Dataset records
___

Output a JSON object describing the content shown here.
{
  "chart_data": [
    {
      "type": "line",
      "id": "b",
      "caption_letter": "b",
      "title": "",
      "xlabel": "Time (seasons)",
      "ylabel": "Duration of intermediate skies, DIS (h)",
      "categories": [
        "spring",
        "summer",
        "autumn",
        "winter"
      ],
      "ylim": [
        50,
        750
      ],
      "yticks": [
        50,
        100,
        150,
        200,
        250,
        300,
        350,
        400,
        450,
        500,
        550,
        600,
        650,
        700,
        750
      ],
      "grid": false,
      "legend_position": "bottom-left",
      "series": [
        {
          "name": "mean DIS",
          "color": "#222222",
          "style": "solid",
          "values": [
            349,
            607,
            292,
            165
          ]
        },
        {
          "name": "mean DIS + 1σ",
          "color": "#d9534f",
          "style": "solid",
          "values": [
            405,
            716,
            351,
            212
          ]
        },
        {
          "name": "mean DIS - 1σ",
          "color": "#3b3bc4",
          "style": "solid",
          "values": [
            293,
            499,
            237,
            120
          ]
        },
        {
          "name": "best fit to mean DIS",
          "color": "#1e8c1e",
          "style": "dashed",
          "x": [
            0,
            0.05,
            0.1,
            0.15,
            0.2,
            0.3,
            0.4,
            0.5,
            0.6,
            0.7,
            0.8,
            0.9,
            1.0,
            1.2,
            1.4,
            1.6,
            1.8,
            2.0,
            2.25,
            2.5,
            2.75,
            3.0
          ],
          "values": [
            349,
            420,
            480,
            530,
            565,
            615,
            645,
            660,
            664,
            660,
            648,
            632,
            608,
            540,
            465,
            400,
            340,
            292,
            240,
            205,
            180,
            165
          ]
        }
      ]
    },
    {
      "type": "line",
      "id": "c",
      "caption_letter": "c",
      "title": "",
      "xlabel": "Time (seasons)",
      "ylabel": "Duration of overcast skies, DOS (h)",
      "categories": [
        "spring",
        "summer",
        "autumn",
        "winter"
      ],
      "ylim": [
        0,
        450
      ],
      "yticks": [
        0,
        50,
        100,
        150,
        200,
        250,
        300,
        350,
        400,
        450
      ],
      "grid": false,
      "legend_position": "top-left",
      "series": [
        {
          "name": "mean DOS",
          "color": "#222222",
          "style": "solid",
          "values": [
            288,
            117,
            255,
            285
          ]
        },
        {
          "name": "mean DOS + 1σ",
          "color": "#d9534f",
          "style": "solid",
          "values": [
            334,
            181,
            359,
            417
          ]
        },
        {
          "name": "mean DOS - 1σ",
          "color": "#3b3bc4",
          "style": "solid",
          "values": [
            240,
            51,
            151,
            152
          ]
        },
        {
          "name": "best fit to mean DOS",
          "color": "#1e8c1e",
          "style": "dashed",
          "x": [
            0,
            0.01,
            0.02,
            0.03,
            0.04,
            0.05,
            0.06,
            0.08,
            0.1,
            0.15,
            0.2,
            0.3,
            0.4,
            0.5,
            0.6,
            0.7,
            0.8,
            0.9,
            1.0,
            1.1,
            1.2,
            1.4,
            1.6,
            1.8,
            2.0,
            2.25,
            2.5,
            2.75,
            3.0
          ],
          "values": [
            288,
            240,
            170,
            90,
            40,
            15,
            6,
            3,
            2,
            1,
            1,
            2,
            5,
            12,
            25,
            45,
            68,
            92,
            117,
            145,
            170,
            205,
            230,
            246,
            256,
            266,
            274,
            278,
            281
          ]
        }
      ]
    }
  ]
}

___

To do →
Write every line of the material above again, exactly.

Finished answer →
Output a JSON object describing the content shown here.
{
  "chart_data": [
    {
      "type": "line",
      "id": "b",
      "caption_letter": "b",
      "title": "",
      "xlabel": "Time (seasons)",
      "ylabel": "Duration of intermediate skies, DIS (h)",
      "categories": [
        "spring",
        "summer",
        "autumn",
        "winter"
      ],
      "ylim": [
        50,
        750
      ],
      "yticks": [
        50,
        100,
        150,
        200,
        250,
        300,
        350,
        400,
        450,
        500,
        550,
        600,
        650,
        700,
        750
      ],
      "grid": false,
      "legend_position": "bottom-left",
      "series": [
        {
          "name": "mean DIS",
          "color": "#222222",
          "style": "solid",
          "values": [
            349,
            607,
            292,
            165
          ]
        },
        {
          "name": "mean DIS + 1σ",
          "color": "#d9534f",
          "style": "solid",
          "values": [
            405,
            716,
            351,
            212
          ]
        },
        {
          "name": "mean DIS - 1σ",
          "color": "#3b3bc4",
          "style": "solid",
          "values": [
            293,
            499,
            237,
            120
          ]
        },
        {
          "name": "best fit to mean DIS",
          "color": "#1e8c1e",
          "style": "dashed",
          "x": [
            0,
            0.05,
            0.1,
            0.15,
            0.2,
            0.3,
            0.4,
            0.5,
            0.6,
            0.7,
            0.8,
            0.9,
            1.0,
            1.2,
            1.4,
            1.6,
            1.8,
            2.0,
            2.25,
            2.5,
            2.75,
            3.0
          ],
          "values": [
            349,
            420,
            480,
            530,
            565,
            615,
            645,
            660,
            664,
            660,
            648,
            632,
            608,
            540,
            465,
            400,
            340,
            292,
            240,
            205,
            180,
            165
          ]
        }
      ]
    },
    {
      "type": "line",
      "id": "c",
      "caption_letter": "c",
      "title": "",
      "xlabel": "Time (seasons)",
      "ylabel": "Duration of overcast skies, DOS (h)",
      "categories": [
        "spring",
        "summer",
        "autumn",
        "winter"
      ],
      "ylim": [
        0,
        450
      ],
      "yticks": [
        0,
        50,
        100,
        150,
        200,
        250,
        300,
        350,
        400,
        450
      ],
      "grid": false,
      "legend_position": "top-left",
      "series": [
        {
          "name": "mean DOS",
          "color": "#222222",
          "style": "solid",
          "values": [
            288,
            117,
            255,
            285
          ]
        },
        {
          "name": "mean DOS + 1σ",
          "color": "#d9534f",
          "style": "solid",
          "values": [
            334,
            181,
            359,
            417
          ]
        },
        {
          "name": "mean DOS - 1σ",
          "color": "#3b3bc4",
          "style": "solid",
          "values": [
            240,
            51,
            151,
            152
          ]
        },
        {
          "name": "best fit to mean DOS",
          "color": "#1e8c1e",
          "style": "dashed",
          "x": [
            0,
            0.01,
            0.02,
            0.03,
            0.04,
            0.05,
            0.06,
            0.08,
            0.1,
            0.15,
            0.2,
            0.3,
            0.4,
            0.5,
            0.6,
            0.7,
            0.8,
            0.9,
            1.0,
            1.1,
            1.2,
            1.4,
            1.6,
            1.8,
            2.0,
            2.25,
            2.5,
            2.75,
            3.0
          ],
          "values": [
            288,
            240,
            170,
            90,
            40,
            15,
            6,
            3,
            2,
            1,
            1,
            2,
            5,
            12,
            25,
            45,
            68,
            92,
            117,
            145,
            170,
            205,
            230,
            246,
            256,
            266,
            274,
            278,
            281
          ]
        }
      ]
    }
  ]
}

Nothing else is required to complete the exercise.